GIVEN PASSAGE:
[start]
September 05, 2017 08:00:00

Set in a valley surrounded by bushland, with a creek running through the gardens, Araluen Botanic Park attracts thousands of visitors every spring to see its 140,000 tulips.

“Araluen has quite a unique climate nestling in the hills; it’s possible to grow plants that wouldn’t necessarily be possible in other gardens,” Richard Offen from Heritage Perth explained.

The gardens were revived and the park redeveloped in the 1990s by Araluen Botanic Park Foundation — but its origins date to the early 1900s with a close connection to Australian Rules Football.

“It’s a fascinating story and it starts with the Young Australia League (YAL) which was formed in 1905 by local businessman and politician John Simons, whose nickname was Boss,” Mr Offen said.

“Simons was secretary of the West Australian Football League and believed that soccer, rugby and other ‘non-Australian’ sports were threatening Australian Rules Football.

“With the help of a few prominent West Australians, he formed the Young Australia Football League to develop footy among youngsters in Western Australia.

“The success of his venture resulted in the WA Football Association taking over the development of the game and the YAFL became the YAL.”

In 1929, Simons acquired land in the Canning Valley for an outdoor pursuits centre.

By 1931, work had begun on the log cabins and trails that can be found throughout the gardens.

“Much of the stone used to construct the steps and building foundations came as spoil from the Canning Dam that was being developed at the time,” Mr Offen said.

“As they blasted stone out, the YAL came and collected it and used it around the site.
[end]
DATASET EXTRACT:
[start]
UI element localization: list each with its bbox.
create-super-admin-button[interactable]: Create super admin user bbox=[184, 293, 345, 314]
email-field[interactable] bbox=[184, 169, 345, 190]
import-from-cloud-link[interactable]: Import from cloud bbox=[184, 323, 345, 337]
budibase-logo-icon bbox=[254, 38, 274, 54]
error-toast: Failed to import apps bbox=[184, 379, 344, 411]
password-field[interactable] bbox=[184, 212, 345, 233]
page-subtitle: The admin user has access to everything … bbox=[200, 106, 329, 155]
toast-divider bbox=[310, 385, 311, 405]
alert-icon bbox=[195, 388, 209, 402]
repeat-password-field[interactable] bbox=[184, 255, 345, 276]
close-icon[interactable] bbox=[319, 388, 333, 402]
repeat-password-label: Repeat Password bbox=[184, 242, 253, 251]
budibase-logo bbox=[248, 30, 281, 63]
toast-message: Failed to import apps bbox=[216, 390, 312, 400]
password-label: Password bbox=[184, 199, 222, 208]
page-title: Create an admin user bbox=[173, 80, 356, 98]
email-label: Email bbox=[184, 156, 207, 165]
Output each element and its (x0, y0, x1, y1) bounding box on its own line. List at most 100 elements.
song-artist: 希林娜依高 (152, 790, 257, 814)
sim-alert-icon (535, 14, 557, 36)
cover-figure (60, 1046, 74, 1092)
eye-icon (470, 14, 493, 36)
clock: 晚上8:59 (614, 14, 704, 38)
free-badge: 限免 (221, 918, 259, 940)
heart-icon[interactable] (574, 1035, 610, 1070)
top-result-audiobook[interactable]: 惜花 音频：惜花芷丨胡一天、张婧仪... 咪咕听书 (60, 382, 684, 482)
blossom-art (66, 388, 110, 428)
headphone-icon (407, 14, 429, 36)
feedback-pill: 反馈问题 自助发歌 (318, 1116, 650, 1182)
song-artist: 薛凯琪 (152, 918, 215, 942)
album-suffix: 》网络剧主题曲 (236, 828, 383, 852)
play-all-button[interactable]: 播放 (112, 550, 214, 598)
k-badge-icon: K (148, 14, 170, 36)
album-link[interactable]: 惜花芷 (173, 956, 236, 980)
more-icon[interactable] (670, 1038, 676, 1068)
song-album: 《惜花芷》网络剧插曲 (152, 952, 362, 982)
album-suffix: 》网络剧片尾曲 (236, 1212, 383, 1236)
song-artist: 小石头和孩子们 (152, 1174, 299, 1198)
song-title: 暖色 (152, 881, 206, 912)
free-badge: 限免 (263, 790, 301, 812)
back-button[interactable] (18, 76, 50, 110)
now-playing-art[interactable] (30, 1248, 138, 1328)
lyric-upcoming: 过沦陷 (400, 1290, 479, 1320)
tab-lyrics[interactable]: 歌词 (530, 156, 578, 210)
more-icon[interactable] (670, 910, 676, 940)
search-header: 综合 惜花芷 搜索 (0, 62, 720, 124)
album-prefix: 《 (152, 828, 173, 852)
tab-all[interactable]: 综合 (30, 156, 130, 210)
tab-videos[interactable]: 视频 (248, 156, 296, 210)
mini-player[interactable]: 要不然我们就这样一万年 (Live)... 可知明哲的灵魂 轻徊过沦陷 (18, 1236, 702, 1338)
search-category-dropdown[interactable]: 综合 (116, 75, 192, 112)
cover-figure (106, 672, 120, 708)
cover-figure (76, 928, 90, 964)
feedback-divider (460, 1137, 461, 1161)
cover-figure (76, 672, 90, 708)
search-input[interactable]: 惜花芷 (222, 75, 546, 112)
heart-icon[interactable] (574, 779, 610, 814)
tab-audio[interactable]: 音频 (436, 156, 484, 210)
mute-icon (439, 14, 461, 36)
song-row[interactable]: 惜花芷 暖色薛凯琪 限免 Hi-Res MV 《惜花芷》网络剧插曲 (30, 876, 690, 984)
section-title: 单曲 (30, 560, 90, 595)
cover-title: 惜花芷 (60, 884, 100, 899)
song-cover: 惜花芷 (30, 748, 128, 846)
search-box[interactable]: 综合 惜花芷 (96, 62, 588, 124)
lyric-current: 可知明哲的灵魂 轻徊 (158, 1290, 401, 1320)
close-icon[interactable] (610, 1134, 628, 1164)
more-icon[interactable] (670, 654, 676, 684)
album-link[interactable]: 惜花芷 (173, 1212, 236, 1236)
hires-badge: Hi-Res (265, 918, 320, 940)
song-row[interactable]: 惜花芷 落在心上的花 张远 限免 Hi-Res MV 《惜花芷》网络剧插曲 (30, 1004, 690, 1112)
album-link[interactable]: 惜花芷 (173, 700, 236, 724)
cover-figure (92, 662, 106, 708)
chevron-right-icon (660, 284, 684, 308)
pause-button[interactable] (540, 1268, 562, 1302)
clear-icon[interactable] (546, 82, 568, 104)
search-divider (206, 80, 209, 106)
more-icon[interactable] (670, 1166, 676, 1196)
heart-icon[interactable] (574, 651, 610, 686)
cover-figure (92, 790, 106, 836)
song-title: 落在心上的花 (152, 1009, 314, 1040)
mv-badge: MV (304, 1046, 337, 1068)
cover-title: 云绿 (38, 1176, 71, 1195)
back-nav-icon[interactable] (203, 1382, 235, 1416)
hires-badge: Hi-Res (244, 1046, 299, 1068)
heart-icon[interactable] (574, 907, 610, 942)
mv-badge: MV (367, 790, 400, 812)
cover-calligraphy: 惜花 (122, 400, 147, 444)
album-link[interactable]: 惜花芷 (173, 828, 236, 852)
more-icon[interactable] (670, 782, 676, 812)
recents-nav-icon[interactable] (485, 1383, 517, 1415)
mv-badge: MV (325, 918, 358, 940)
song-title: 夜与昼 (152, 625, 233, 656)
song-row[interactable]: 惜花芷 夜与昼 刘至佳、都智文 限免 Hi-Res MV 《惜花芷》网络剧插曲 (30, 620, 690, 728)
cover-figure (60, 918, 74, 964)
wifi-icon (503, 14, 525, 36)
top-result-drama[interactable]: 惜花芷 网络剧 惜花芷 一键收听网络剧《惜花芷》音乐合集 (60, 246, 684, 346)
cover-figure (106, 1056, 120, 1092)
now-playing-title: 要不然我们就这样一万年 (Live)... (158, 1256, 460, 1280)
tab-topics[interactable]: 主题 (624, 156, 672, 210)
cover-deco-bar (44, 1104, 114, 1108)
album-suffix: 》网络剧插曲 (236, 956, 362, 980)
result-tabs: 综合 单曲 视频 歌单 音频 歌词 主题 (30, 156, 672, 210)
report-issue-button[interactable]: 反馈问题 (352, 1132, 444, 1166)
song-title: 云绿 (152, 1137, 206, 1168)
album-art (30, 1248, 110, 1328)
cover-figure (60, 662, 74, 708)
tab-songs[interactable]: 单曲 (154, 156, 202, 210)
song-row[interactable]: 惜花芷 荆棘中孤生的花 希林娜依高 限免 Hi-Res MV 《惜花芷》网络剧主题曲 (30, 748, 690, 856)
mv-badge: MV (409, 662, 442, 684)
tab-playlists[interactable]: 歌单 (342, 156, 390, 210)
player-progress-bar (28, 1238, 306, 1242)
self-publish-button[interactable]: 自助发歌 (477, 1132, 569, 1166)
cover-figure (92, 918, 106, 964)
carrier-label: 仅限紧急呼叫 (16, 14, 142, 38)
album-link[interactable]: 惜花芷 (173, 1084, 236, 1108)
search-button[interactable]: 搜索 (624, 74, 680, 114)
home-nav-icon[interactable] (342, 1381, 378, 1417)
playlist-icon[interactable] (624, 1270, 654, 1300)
[end]
GIVEN REQUEST 1:
In the passage about Araluen Botanic Park, where did much of the stone used for the steps and building foundations come from?
GIVEN REQUEST 2:
Write a continuation of the passage about Araluen Botanic Park, starting right after its final sentence.

RIGHT ANSWER 1:
It came as spoil from the Canning Dam, which was being developed at the time.

RIGHT ANSWER 2:
“The initial plan was to preserve all the Indigenous trees and natural features of the bush.

“They also planted maidenhair ferns along the trails that had been trodden by kangaroos.”

In 1933, work began on the Grove of the Unforgotten, a remarkable memorial to the 88 YAL members killed in World War I.

It stretches up one side of the valley.

“The grove is a series of terraces descending a steep slope, flanked by pencil pines — one for each of those lost — that form the shape of a lyre, the musical instrument,” Mr Offen said.

“A waterfall cascades through the terraces, settling in a calm reflection pond.”

After three attempts, the league also managed to dam the creek that runs through the valley and create a swimming pool.

“An earlier pool project was a spectacular failure when crayfish ate away the sandbag weir, causing the pool to drain into the Canning River.”

Simons was YAL president for more than 40 years.

After he died in 1948, the league’s activities changed focus and Araluen fell into disrepair.

In 1985 it was sold to a private buyer and then in 1990 the state government acquired the area.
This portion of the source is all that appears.